What is the number of lines holding the word "title"? Write that number and nothing else.

>> Start Data shown

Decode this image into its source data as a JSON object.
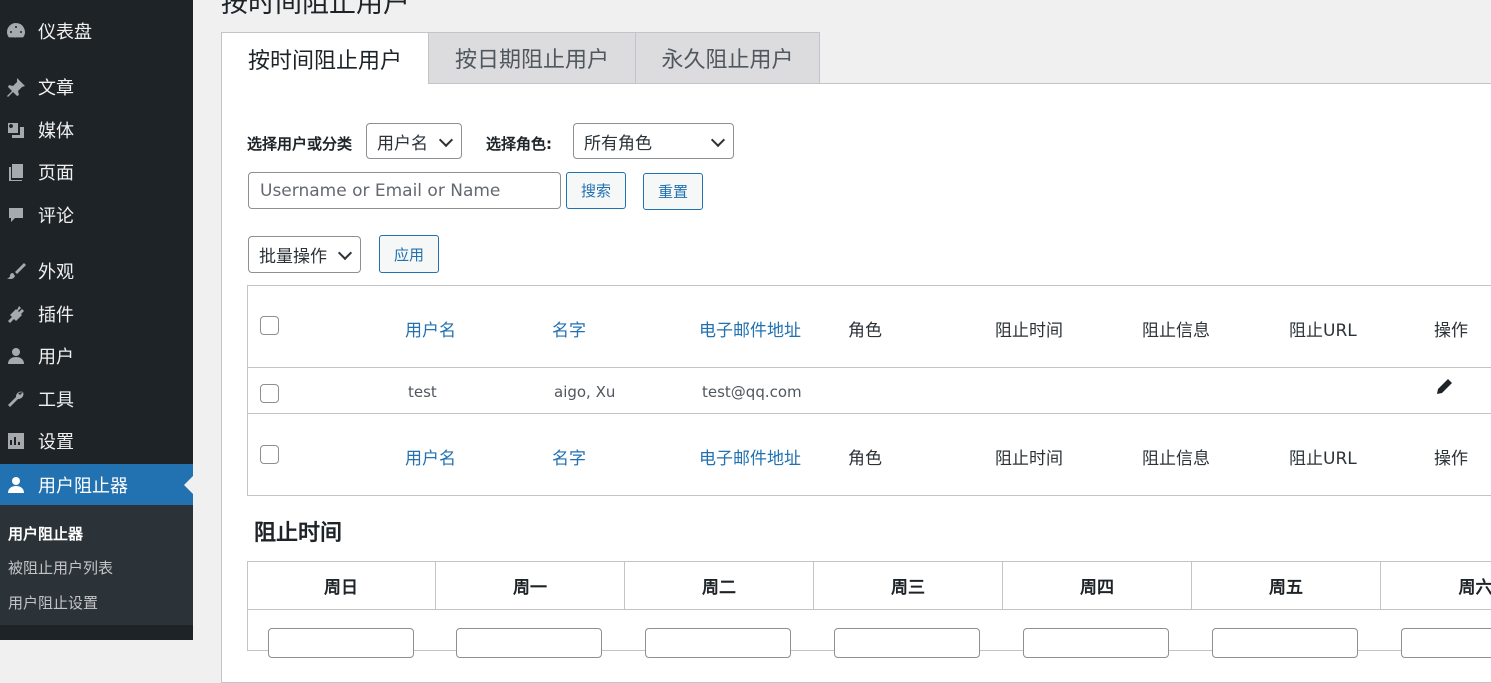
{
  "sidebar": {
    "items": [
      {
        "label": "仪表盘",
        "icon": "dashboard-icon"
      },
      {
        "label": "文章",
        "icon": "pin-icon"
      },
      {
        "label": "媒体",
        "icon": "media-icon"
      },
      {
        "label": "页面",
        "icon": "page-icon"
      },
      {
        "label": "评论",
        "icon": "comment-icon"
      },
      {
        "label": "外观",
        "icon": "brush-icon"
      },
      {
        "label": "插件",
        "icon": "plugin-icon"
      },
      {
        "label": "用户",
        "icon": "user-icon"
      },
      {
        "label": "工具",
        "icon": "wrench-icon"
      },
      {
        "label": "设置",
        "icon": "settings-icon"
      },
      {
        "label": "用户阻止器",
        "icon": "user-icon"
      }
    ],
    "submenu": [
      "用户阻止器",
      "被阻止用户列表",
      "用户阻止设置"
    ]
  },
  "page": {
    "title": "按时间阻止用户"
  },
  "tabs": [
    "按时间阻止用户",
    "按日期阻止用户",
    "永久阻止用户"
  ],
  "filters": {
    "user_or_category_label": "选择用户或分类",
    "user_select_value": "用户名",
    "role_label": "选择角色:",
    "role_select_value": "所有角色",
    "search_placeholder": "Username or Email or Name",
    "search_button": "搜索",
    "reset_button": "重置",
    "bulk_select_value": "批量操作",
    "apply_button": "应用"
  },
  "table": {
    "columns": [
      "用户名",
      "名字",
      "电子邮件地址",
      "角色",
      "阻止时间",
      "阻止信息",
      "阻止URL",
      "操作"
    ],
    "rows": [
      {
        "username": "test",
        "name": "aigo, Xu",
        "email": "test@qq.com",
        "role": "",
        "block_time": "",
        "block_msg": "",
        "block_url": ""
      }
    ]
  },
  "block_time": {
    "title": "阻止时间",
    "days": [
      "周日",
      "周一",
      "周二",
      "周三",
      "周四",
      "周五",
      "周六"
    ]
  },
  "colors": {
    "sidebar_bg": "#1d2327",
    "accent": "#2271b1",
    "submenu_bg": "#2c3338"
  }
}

>> End Data shown
>> Start Data shown

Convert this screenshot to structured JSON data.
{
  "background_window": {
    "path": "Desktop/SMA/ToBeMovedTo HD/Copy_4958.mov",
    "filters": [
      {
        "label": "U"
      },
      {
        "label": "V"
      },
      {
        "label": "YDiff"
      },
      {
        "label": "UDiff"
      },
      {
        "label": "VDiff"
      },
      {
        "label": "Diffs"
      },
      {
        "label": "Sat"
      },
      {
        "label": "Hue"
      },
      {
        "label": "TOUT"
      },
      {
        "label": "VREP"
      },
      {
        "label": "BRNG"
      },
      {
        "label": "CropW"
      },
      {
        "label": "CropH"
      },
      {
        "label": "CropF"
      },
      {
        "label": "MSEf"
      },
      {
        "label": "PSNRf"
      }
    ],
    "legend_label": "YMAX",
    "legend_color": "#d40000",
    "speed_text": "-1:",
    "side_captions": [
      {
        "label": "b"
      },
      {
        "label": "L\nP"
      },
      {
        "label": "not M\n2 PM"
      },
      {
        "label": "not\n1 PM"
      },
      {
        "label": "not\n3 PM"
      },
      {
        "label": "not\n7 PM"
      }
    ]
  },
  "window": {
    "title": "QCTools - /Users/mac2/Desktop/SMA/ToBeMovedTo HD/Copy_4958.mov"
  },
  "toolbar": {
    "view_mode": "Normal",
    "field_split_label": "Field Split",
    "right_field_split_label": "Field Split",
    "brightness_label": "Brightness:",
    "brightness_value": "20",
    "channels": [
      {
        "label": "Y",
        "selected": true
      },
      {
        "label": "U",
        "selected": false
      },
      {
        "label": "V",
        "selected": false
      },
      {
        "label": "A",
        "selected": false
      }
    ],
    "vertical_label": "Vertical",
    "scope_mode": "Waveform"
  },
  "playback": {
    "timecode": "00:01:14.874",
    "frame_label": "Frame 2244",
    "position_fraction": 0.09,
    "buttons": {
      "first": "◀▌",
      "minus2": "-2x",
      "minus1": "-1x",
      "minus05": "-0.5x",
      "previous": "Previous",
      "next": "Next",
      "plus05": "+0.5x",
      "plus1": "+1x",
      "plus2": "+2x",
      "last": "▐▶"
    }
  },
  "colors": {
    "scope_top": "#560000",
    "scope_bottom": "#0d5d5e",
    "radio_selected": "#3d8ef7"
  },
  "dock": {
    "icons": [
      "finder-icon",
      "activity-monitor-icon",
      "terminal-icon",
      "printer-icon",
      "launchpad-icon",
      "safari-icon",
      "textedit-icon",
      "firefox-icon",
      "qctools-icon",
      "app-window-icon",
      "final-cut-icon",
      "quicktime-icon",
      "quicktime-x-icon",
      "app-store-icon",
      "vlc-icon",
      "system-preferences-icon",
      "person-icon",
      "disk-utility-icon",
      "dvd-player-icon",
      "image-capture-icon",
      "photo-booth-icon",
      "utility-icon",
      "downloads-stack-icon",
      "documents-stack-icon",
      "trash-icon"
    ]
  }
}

>> End Data shown

● **Task result**
3